**Exercise**
For this exercise, copy out each line of the material below that includes "https".

**Excerpted records**
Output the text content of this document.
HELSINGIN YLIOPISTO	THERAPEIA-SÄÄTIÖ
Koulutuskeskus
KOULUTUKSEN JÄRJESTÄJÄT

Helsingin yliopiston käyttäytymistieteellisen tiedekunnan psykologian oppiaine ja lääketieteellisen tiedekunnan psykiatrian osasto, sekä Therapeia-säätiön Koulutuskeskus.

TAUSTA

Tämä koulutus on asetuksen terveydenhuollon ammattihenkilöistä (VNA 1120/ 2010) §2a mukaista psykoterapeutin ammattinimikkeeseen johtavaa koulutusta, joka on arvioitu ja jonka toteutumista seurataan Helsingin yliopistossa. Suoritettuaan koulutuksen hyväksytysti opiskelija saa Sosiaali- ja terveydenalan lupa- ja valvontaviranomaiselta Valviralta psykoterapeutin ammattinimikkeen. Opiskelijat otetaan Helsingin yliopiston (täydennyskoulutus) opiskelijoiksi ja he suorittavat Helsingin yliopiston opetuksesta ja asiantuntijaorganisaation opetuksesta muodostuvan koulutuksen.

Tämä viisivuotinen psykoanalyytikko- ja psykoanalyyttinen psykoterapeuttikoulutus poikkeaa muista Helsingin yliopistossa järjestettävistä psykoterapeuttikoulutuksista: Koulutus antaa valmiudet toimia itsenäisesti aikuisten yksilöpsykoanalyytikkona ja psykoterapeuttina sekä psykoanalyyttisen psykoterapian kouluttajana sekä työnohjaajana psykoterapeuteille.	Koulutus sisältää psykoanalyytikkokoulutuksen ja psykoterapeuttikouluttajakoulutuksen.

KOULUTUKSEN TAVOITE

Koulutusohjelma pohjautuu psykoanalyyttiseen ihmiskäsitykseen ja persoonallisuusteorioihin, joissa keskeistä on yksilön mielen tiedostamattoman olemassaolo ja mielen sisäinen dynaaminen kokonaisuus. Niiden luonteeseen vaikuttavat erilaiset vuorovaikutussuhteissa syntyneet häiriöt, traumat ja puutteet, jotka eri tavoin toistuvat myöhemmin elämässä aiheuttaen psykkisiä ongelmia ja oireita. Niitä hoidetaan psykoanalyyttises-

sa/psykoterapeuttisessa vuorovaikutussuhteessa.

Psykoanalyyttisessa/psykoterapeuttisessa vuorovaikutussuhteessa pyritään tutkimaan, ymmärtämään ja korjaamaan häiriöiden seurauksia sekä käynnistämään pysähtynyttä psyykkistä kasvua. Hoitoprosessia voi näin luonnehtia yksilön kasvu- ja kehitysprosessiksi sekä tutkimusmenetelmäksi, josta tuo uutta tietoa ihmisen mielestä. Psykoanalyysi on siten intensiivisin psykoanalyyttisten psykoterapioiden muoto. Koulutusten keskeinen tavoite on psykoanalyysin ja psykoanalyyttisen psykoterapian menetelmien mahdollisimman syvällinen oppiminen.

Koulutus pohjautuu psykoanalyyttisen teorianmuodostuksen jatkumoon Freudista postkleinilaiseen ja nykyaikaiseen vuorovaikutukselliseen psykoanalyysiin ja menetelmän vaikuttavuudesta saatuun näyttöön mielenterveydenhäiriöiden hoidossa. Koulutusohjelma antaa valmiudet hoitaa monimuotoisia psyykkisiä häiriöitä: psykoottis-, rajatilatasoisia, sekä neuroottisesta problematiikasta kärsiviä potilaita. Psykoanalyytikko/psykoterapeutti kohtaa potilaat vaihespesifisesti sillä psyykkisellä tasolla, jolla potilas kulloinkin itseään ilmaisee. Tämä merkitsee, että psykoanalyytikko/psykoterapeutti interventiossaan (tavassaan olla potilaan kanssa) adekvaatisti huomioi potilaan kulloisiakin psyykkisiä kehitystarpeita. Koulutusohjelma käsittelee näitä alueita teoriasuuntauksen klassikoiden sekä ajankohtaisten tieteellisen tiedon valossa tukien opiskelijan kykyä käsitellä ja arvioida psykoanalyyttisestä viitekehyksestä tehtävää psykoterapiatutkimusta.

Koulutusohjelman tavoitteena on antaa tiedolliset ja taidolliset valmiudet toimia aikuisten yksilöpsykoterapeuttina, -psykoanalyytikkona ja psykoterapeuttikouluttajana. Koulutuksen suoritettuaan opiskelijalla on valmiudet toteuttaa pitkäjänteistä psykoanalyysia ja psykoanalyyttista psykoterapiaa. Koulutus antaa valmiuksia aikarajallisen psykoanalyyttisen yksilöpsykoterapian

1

---

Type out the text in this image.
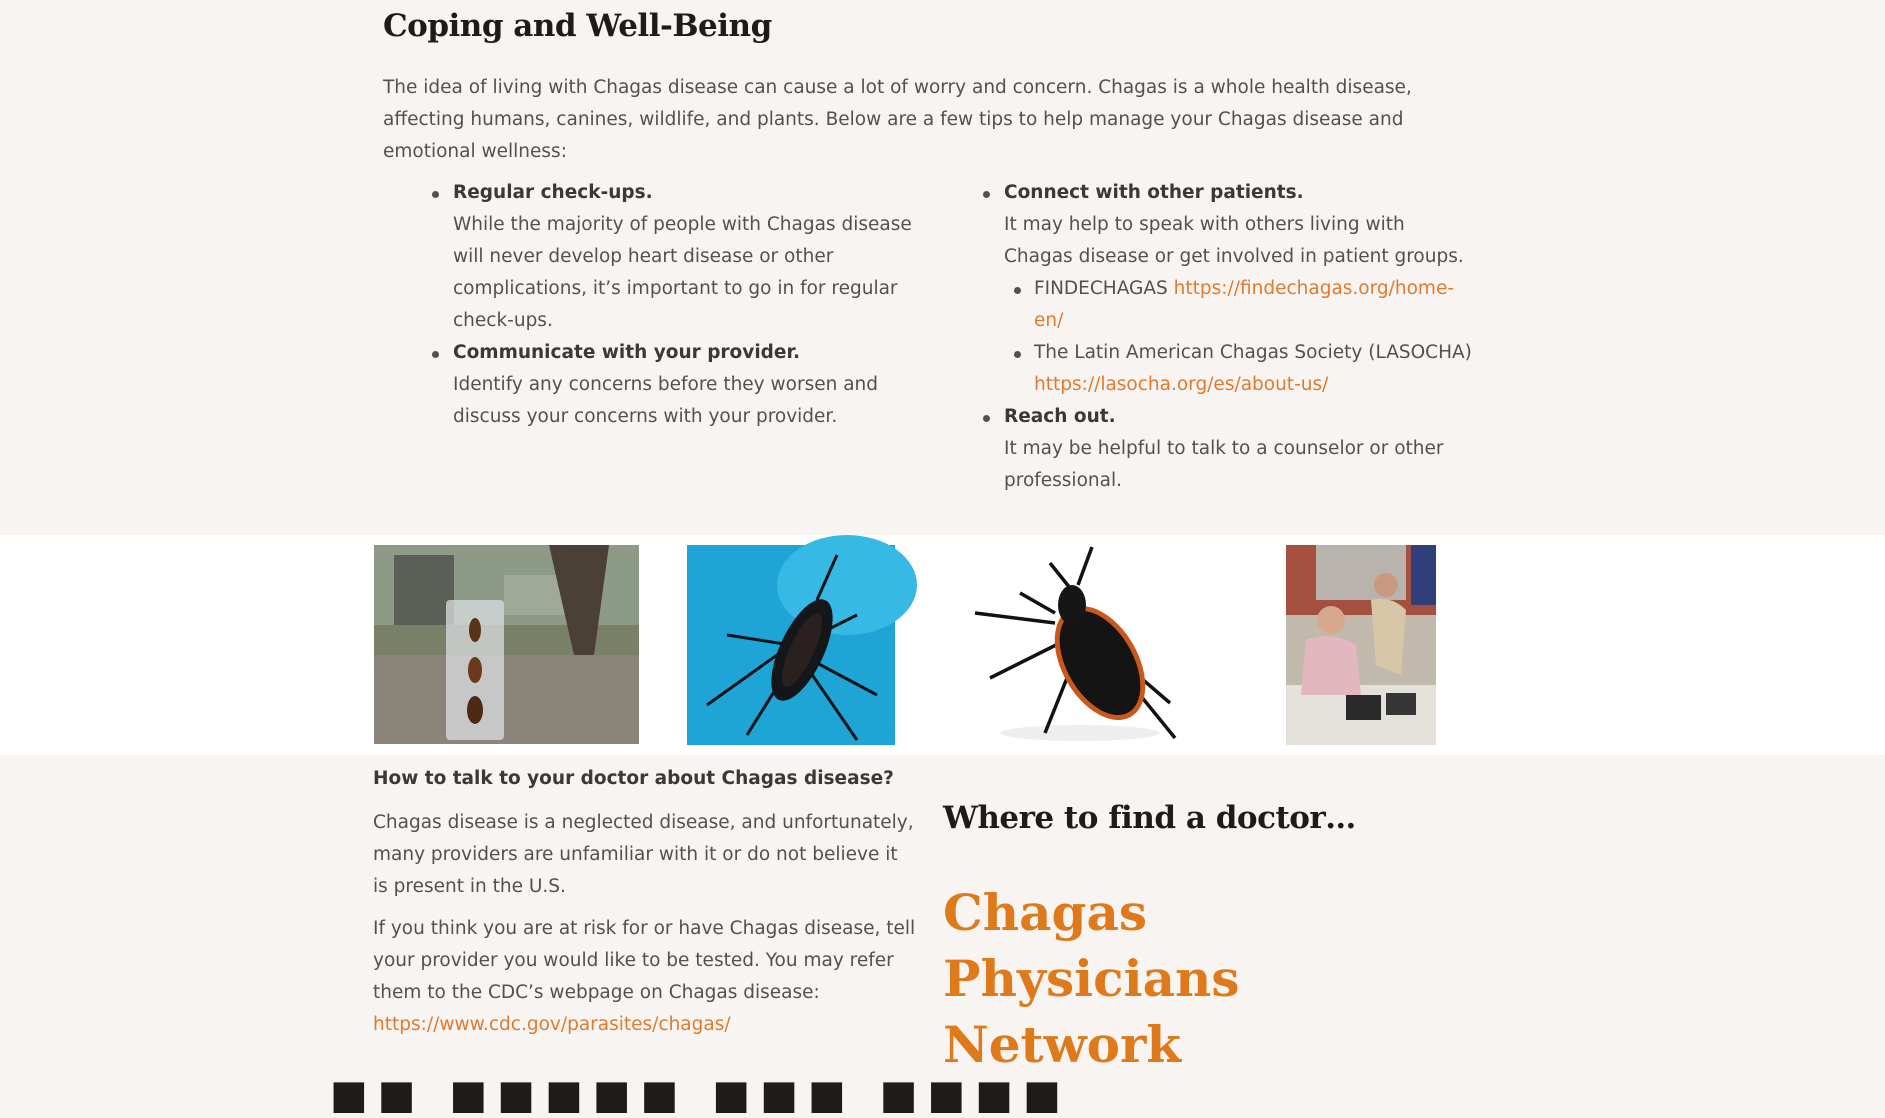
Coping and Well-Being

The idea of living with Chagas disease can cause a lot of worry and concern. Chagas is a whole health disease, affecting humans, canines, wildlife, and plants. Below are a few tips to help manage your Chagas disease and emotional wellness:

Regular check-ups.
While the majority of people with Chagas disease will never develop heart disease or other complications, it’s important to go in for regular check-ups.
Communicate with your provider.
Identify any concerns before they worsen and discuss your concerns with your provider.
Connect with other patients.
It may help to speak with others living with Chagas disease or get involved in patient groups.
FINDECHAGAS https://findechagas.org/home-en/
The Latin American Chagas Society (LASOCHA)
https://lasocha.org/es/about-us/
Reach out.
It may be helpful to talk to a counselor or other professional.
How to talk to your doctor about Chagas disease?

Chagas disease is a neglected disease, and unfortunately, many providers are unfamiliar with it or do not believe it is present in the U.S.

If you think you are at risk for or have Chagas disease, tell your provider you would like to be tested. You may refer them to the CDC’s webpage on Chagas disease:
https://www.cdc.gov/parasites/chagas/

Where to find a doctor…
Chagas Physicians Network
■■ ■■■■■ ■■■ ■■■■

**Answer to the problem**
FINDECHAGAS https://findechagas.org/home-en/
https://lasocha.org/es/about-us/
https://www.cdc.gov/parasites/chagas/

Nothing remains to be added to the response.